>> begin

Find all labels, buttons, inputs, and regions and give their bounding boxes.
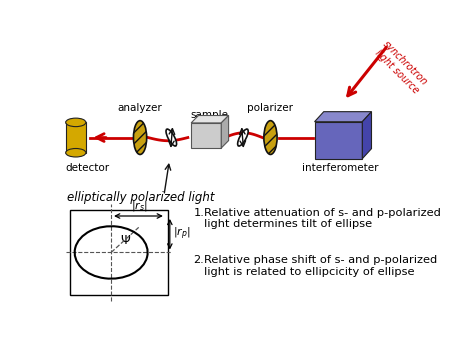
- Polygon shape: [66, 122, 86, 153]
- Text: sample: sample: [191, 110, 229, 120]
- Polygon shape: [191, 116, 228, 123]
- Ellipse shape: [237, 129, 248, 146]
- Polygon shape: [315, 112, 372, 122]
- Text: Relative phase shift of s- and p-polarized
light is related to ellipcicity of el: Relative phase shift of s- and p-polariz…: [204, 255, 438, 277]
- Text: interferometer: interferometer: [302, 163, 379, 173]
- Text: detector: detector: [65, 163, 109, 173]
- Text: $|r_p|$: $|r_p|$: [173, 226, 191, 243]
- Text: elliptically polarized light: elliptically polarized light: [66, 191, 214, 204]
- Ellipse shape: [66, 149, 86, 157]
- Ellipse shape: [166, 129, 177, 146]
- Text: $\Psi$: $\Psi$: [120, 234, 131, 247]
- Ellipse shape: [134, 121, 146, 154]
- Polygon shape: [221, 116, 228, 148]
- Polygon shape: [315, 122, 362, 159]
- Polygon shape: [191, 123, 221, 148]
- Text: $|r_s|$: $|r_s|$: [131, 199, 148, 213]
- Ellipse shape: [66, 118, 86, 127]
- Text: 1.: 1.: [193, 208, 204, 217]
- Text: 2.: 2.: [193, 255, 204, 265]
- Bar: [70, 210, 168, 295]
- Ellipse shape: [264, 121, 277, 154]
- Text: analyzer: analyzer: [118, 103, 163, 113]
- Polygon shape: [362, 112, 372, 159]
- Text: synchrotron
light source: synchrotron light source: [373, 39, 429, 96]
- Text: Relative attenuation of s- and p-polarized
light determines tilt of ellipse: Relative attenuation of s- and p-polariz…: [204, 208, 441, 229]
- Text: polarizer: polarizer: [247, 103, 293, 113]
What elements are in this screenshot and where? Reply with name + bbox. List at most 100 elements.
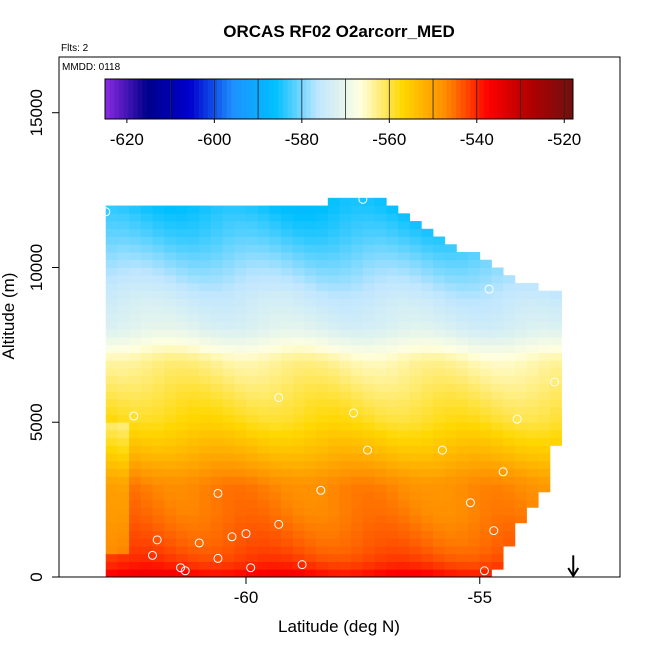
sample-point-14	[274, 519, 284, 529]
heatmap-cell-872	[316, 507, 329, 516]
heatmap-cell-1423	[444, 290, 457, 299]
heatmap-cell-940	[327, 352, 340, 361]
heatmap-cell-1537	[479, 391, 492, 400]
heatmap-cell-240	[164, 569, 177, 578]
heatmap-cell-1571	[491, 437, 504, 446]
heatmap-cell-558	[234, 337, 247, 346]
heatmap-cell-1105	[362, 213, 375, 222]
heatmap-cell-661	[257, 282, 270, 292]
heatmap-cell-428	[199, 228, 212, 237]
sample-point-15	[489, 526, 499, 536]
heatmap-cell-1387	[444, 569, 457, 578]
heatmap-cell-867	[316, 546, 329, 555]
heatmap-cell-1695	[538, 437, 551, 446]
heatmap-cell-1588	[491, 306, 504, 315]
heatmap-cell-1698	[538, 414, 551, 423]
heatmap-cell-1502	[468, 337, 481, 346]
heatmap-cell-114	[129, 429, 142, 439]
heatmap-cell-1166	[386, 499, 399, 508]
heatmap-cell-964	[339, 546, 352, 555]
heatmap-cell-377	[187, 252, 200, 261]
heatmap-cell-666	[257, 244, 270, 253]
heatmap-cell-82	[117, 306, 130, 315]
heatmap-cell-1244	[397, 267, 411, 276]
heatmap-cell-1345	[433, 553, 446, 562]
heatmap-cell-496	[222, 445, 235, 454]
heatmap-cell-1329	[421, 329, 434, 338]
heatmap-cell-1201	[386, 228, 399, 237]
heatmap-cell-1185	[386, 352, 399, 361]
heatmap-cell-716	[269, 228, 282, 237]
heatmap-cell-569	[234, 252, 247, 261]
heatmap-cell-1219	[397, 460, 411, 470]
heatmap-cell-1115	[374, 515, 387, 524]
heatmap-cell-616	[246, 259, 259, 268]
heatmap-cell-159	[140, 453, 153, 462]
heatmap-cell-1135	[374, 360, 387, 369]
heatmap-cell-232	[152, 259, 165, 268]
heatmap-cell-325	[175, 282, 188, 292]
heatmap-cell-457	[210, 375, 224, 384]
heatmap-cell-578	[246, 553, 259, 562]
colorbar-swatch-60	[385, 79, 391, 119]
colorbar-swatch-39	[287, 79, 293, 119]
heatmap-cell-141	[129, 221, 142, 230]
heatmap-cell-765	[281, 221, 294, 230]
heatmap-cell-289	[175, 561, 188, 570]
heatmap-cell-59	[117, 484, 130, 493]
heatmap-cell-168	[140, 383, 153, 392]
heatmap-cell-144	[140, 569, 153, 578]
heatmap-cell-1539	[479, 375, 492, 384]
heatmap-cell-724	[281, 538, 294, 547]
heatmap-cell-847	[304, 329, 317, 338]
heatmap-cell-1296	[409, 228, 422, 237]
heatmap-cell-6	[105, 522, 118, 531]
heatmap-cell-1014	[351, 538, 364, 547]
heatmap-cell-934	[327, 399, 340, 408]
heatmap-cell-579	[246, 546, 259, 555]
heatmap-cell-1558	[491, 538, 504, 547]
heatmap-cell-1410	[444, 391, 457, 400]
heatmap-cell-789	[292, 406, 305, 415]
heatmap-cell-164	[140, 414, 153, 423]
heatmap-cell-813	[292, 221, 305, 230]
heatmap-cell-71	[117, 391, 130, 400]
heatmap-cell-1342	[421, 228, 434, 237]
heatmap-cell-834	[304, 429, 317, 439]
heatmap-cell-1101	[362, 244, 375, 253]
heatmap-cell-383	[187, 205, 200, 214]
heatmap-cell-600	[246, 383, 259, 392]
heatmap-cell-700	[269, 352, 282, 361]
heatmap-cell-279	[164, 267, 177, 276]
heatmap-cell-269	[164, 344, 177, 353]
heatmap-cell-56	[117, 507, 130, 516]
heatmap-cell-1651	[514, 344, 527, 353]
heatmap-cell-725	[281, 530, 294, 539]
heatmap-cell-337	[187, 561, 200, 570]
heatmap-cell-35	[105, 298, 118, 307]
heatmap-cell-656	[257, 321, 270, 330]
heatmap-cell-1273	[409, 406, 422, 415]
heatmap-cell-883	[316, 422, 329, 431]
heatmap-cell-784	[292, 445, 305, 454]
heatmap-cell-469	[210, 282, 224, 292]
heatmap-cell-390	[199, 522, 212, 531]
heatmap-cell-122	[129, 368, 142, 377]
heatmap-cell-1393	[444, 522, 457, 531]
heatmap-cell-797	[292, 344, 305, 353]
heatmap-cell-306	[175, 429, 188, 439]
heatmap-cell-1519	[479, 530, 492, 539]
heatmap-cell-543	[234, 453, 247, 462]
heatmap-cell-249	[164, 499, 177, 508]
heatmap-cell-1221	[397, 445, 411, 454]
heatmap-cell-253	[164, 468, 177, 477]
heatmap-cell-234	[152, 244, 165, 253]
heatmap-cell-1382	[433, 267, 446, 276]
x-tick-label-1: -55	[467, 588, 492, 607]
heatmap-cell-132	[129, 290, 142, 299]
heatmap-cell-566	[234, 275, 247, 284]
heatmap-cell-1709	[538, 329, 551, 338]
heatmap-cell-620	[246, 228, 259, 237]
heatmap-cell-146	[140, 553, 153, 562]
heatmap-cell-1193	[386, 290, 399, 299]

>> end

● Problem description
Copy out the lines from the one with "519, 284, 529]" up to and including the one with "569, 457, 578]", reproducing each character for character.

● Completed exercise
sample-point-14	[274, 519, 284, 529]
heatmap-cell-872	[316, 507, 329, 516]
heatmap-cell-1423	[444, 290, 457, 299]
heatmap-cell-940	[327, 352, 340, 361]
heatmap-cell-1537	[479, 391, 492, 400]
heatmap-cell-240	[164, 569, 177, 578]
heatmap-cell-1571	[491, 437, 504, 446]
heatmap-cell-558	[234, 337, 247, 346]
heatmap-cell-1105	[362, 213, 375, 222]
heatmap-cell-661	[257, 282, 270, 292]
heatmap-cell-428	[199, 228, 212, 237]
sample-point-15	[489, 526, 499, 536]
heatmap-cell-1387	[444, 569, 457, 578]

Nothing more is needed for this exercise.